O objetivo do projeto de pesquisa, financiado pela Fundação O Boticário, é compreender em profundidade interações especializadas naquela região e, dessa forma, contribuir para a preservação das espécies. Doutorandos do ICB têm ido a campo para estudar a polinização desses cactos, o estado de conservação das populações e aspectos como reprodução e nidificação das abelhas polinizadoras.
Outra relação especializada estudada pela equipe de Clemens Schlindwein se dá entre a abelha Actenosigynes mantiqueirensis e a Blumenbachia amana, planta da família Loasaceae. “Esse é um caso extremamente interessante, porque a planta tem uma flor muito complexa, e o acesso ao pólen depende de um mecanismo especial. Quando ingere néctar, a própria abelha estimula a liberação de pólen, lentamente e em pacotes pequenos, e o inseto volta em intervalos breves e regulares para colher esse pólen”, descreve o professor, que se refere à interação especializada como um “caso de amor” entre planta e polinizador.

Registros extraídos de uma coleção

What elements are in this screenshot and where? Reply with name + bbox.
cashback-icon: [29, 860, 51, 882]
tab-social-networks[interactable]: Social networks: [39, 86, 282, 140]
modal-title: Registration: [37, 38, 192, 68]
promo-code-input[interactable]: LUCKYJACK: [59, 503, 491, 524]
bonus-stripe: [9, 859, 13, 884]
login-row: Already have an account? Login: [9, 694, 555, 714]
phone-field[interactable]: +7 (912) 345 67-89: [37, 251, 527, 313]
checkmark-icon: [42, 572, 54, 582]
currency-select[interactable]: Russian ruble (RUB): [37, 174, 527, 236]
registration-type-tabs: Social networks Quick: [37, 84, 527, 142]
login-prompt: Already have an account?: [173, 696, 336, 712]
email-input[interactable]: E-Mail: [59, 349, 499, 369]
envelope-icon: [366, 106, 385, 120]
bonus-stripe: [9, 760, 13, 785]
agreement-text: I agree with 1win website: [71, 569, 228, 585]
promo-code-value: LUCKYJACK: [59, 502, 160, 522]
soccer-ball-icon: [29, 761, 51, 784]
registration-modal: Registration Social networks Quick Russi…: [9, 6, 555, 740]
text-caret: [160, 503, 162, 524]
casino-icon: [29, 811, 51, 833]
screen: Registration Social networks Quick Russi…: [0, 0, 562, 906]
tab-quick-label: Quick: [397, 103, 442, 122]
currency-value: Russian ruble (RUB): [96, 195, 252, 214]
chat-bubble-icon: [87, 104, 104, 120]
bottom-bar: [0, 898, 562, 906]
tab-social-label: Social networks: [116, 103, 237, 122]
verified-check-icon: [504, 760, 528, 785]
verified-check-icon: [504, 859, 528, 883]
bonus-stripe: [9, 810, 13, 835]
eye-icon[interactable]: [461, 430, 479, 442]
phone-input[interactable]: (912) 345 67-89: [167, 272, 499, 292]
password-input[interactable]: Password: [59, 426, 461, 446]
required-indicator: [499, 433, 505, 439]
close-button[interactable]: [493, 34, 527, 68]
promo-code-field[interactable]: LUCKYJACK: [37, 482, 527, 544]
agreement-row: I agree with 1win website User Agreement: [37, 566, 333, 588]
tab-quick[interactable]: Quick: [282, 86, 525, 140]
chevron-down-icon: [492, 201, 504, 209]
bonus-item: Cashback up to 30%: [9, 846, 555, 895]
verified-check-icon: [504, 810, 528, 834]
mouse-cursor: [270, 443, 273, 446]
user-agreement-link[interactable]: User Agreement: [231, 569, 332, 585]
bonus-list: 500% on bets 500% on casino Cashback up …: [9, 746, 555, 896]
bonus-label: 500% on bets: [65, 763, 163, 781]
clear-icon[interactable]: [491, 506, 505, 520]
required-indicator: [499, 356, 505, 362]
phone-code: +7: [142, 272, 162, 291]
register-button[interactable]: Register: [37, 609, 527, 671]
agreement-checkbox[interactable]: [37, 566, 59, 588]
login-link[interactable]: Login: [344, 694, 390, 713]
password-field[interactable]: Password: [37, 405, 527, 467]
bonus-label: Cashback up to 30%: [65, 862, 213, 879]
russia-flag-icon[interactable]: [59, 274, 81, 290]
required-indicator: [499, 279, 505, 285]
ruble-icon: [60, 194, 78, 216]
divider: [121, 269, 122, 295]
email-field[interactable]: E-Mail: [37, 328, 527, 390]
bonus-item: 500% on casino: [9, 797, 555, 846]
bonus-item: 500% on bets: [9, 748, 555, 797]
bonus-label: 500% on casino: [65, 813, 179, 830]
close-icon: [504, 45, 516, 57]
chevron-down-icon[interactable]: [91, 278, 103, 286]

DETALHES DO PROBLEMA:
Transcreva na íntegra, sem qualquer alteração, o trecho sobre polinização especializada apresentado acima.

RESPOSTA DO EXERCÍCIO:
O objetivo do projeto de pesquisa, financiado pela Fundação O Boticário, é compreender em profundidade interações especializadas naquela região e, dessa forma, contribuir para a preservação das espécies. Doutorandos do ICB têm ido a campo para estudar a polinização desses cactos, o estado de conservação das populações e aspectos como reprodução e nidificação das abelhas polinizadoras.
Outra relação especializada estudada pela equipe de Clemens Schlindwein se dá entre a abelha Actenosigynes mantiqueirensis e a Blumenbachia amana, planta da família Loasaceae. “Esse é um caso extremamente interessante, porque a planta tem uma flor muito complexa, e o acesso ao pólen depende de um mecanismo especial. Quando ingere néctar, a própria abelha estimula a liberação de pólen, lentamente e em pacotes pequenos, e o inseto volta em intervalos breves e regulares para colher esse pólen”, descreve o professor, que se refere à interação especializada como um “caso de amor” entre planta e polinizador.